> _Given instruction_:
Give the count of lines containing the string "плата", with no other output.

> _Record extracts_:
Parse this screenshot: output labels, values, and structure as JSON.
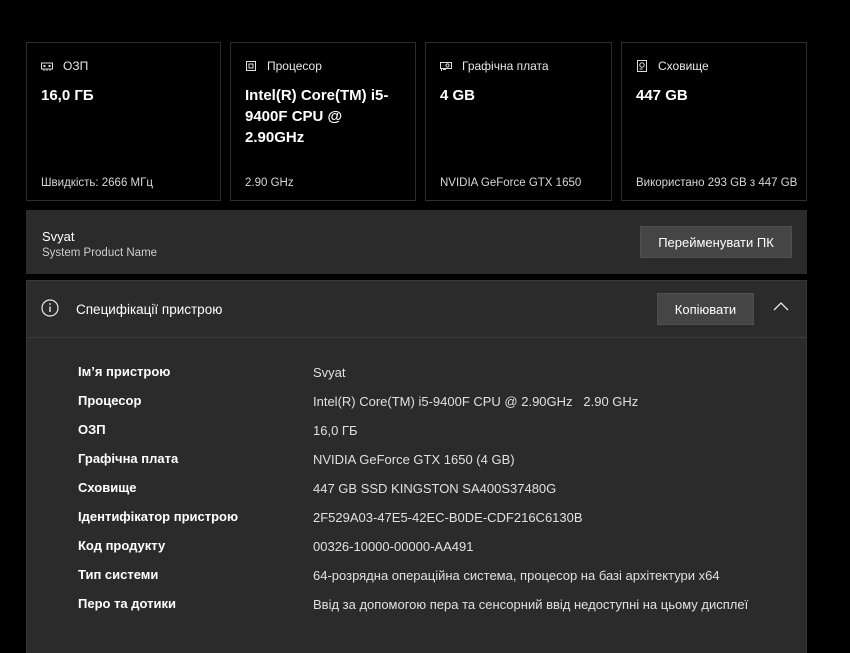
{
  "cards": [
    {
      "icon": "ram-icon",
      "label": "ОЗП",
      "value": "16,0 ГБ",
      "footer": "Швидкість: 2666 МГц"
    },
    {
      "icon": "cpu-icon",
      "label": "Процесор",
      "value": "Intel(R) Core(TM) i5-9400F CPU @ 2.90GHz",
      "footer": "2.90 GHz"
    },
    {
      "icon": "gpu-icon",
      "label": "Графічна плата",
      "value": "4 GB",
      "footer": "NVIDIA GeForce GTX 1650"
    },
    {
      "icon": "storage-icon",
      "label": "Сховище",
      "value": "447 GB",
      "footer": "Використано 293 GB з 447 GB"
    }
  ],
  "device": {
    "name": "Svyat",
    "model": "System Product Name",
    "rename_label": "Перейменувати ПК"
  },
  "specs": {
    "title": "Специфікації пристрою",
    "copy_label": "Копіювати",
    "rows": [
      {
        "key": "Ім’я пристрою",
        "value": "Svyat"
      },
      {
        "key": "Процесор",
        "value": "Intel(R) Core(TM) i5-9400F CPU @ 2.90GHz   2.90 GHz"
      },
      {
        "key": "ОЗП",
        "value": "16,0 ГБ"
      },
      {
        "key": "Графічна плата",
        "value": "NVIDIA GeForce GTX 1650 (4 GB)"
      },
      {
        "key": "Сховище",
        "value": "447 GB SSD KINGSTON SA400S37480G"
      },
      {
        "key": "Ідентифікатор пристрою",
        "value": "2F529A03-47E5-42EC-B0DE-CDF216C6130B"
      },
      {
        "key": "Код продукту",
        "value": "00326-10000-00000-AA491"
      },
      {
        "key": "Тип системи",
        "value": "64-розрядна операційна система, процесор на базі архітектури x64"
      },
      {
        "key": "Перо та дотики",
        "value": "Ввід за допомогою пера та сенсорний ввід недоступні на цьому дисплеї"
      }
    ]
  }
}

> _Full answer_:
2